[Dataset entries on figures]
>> Begin

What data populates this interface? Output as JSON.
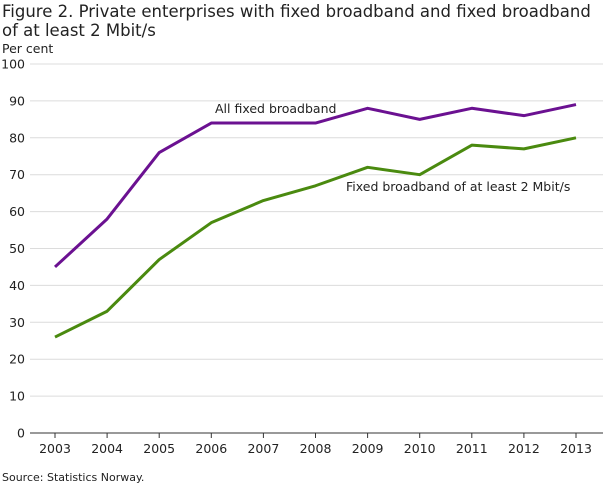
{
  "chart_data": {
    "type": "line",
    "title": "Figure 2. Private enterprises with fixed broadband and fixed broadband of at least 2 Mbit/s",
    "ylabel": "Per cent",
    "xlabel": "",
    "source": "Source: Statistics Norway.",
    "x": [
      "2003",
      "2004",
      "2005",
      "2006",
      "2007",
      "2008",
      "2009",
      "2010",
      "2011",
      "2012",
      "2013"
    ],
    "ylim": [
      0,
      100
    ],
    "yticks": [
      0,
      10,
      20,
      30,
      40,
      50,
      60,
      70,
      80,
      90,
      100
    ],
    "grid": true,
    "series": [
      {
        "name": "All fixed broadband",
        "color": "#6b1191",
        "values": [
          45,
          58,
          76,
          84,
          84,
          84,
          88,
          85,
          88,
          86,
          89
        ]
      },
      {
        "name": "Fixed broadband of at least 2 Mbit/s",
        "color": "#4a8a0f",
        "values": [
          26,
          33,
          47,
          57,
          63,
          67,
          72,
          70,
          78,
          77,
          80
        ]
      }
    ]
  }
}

>> End

● What to work on: Go through the entries above and print each one exactly, minus the pictures.

● Task response:
What data populates this interface? Output as JSON.
{
  "chart_data": {
    "type": "line",
    "title": "Figure 2. Private enterprises with fixed broadband and fixed broadband of at least 2 Mbit/s",
    "ylabel": "Per cent",
    "xlabel": "",
    "source": "Source: Statistics Norway.",
    "x": [
      "2003",
      "2004",
      "2005",
      "2006",
      "2007",
      "2008",
      "2009",
      "2010",
      "2011",
      "2012",
      "2013"
    ],
    "ylim": [
      0,
      100
    ],
    "yticks": [
      0,
      10,
      20,
      30,
      40,
      50,
      60,
      70,
      80,
      90,
      100
    ],
    "grid": true,
    "series": [
      {
        "name": "All fixed broadband",
        "color": "#6b1191",
        "values": [
          45,
          58,
          76,
          84,
          84,
          84,
          88,
          85,
          88,
          86,
          89
        ]
      },
      {
        "name": "Fixed broadband of at least 2 Mbit/s",
        "color": "#4a8a0f",
        "values": [
          26,
          33,
          47,
          57,
          63,
          67,
          72,
          70,
          78,
          77,
          80
        ]
      }
    ]
  }
}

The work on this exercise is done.